◆ **Given problem**: Locate the string "characters" in the listing below. Copy every line where it is found.

[Material start]

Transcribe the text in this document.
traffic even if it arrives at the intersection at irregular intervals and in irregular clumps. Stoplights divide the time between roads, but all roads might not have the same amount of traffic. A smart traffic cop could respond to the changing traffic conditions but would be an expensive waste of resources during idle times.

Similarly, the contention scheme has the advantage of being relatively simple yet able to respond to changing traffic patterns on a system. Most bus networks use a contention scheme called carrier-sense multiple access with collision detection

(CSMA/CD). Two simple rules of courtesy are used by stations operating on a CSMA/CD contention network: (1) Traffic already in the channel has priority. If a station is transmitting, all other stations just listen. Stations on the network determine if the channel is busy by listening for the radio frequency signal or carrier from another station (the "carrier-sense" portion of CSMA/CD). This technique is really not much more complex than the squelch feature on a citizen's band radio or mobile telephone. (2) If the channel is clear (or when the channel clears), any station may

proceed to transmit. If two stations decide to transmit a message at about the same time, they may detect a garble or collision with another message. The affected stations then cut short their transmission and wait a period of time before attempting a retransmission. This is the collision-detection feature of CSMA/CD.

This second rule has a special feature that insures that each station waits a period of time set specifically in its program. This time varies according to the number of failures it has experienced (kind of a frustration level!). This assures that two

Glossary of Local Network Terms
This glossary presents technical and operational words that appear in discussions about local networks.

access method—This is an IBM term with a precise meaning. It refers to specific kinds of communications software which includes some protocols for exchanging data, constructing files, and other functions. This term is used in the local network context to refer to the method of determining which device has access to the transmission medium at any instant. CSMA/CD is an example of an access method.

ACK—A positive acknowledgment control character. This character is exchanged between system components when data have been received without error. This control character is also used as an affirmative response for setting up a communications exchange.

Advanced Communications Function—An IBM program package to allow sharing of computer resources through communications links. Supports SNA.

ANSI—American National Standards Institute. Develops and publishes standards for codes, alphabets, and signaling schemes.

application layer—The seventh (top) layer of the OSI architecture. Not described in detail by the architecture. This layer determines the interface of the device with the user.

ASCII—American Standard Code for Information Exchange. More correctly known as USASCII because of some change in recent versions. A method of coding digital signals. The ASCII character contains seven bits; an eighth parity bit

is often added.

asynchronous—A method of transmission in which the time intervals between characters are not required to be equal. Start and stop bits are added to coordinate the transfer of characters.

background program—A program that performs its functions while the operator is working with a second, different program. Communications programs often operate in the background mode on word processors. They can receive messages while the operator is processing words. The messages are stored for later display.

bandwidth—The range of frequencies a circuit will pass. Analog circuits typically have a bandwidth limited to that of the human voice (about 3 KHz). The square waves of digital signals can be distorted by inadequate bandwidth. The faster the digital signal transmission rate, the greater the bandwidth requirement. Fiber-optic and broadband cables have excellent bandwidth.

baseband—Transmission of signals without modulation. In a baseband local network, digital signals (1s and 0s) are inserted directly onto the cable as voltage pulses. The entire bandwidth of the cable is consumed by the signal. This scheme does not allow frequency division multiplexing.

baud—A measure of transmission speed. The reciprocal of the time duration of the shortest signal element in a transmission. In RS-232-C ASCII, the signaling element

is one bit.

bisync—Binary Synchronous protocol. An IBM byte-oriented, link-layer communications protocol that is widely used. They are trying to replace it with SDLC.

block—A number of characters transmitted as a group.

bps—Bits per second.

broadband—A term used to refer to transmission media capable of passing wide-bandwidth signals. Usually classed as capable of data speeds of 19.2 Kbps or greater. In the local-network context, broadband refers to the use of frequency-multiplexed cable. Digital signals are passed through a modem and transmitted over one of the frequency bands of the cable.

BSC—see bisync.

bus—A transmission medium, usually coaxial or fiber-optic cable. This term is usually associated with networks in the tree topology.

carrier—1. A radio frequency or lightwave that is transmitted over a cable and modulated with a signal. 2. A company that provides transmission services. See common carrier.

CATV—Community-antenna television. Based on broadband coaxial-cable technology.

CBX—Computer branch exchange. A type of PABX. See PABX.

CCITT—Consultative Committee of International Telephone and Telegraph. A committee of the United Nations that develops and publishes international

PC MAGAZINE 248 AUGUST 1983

[Material end]

◆ **Answer to this problem**:
asynchronous—A method of transmission in which the time intervals between characters are not required to be equal. Start and stop bits are added to coordinate the transfer of characters.
block—A number of characters transmitted as a group.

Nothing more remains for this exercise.